What you will do: Reproduce this listing in full.

Input material:
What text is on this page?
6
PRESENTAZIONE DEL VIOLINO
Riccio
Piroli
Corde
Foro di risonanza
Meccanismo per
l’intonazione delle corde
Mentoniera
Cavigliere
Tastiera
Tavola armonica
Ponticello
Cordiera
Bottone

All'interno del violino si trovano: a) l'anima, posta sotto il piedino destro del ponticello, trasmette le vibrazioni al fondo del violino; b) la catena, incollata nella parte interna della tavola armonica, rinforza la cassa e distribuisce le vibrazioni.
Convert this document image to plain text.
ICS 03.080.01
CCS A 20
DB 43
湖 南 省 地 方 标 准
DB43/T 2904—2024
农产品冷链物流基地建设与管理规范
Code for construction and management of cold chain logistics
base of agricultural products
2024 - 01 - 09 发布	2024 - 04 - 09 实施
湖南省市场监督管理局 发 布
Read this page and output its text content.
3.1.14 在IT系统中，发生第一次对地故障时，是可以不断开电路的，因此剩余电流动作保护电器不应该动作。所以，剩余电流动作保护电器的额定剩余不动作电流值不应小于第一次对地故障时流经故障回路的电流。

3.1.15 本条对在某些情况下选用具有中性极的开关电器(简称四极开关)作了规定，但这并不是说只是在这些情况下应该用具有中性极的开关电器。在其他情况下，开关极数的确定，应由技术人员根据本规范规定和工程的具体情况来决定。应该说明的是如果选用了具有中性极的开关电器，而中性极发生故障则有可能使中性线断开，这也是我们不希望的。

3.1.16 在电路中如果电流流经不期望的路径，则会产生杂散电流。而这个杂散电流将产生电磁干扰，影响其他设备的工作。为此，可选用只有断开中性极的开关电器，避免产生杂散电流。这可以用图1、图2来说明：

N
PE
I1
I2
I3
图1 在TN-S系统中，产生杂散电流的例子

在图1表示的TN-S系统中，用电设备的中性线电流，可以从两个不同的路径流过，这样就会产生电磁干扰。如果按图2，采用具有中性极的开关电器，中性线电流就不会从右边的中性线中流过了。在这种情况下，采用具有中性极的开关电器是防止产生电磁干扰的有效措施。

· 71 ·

Task result:
What text is on this page?
6
PRESENTAZIONE DEL VIOLINO
Riccio
Piroli
Corde
Foro di risonanza
Meccanismo per
l’intonazione delle corde
Mentoniera
Cavigliere
Tastiera
Tavola armonica
Ponticello
Cordiera
Bottone

All'interno del violino si trovano: a) l'anima, posta sotto il piedino destro del ponticello, trasmette le vibrazioni al fondo del violino; b) la catena, incollata nella parte interna della tavola armonica, rinforza la cassa e distribuisce le vibrazioni.
Convert this document image to plain text.
ICS 03.080.01
CCS A 20
DB 43
湖 南 省 地 方 标 准
DB43/T 2904—2024
农产品冷链物流基地建设与管理规范
Code for construction and management of cold chain logistics
base of agricultural products
2024 - 01 - 09 发布	2024 - 04 - 09 实施
湖南省市场监督管理局 发 布
Read this page and output its text content.
3.1.14 在IT系统中，发生第一次对地故障时，是可以不断开电路的，因此剩余电流动作保护电器不应该动作。所以，剩余电流动作保护电器的额定剩余不动作电流值不应小于第一次对地故障时流经故障回路的电流。

3.1.15 本条对在某些情况下选用具有中性极的开关电器(简称四极开关)作了规定，但这并不是说只是在这些情况下应该用具有中性极的开关电器。在其他情况下，开关极数的确定，应由技术人员根据本规范规定和工程的具体情况来决定。应该说明的是如果选用了具有中性极的开关电器，而中性极发生故障则有可能使中性线断开，这也是我们不希望的。

3.1.16 在电路中如果电流流经不期望的路径，则会产生杂散电流。而这个杂散电流将产生电磁干扰，影响其他设备的工作。为此，可选用只有断开中性极的开关电器，避免产生杂散电流。这可以用图1、图2来说明：

N
PE
I1
I2
I3
图1 在TN-S系统中，产生杂散电流的例子

在图1表示的TN-S系统中，用电设备的中性线电流，可以从两个不同的路径流过，这样就会产生电磁干扰。如果按图2，采用具有中性极的开关电器，中性线电流就不会从右边的中性线中流过了。在这种情况下，采用具有中性极的开关电器是防止产生电磁干扰的有效措施。

· 71 ·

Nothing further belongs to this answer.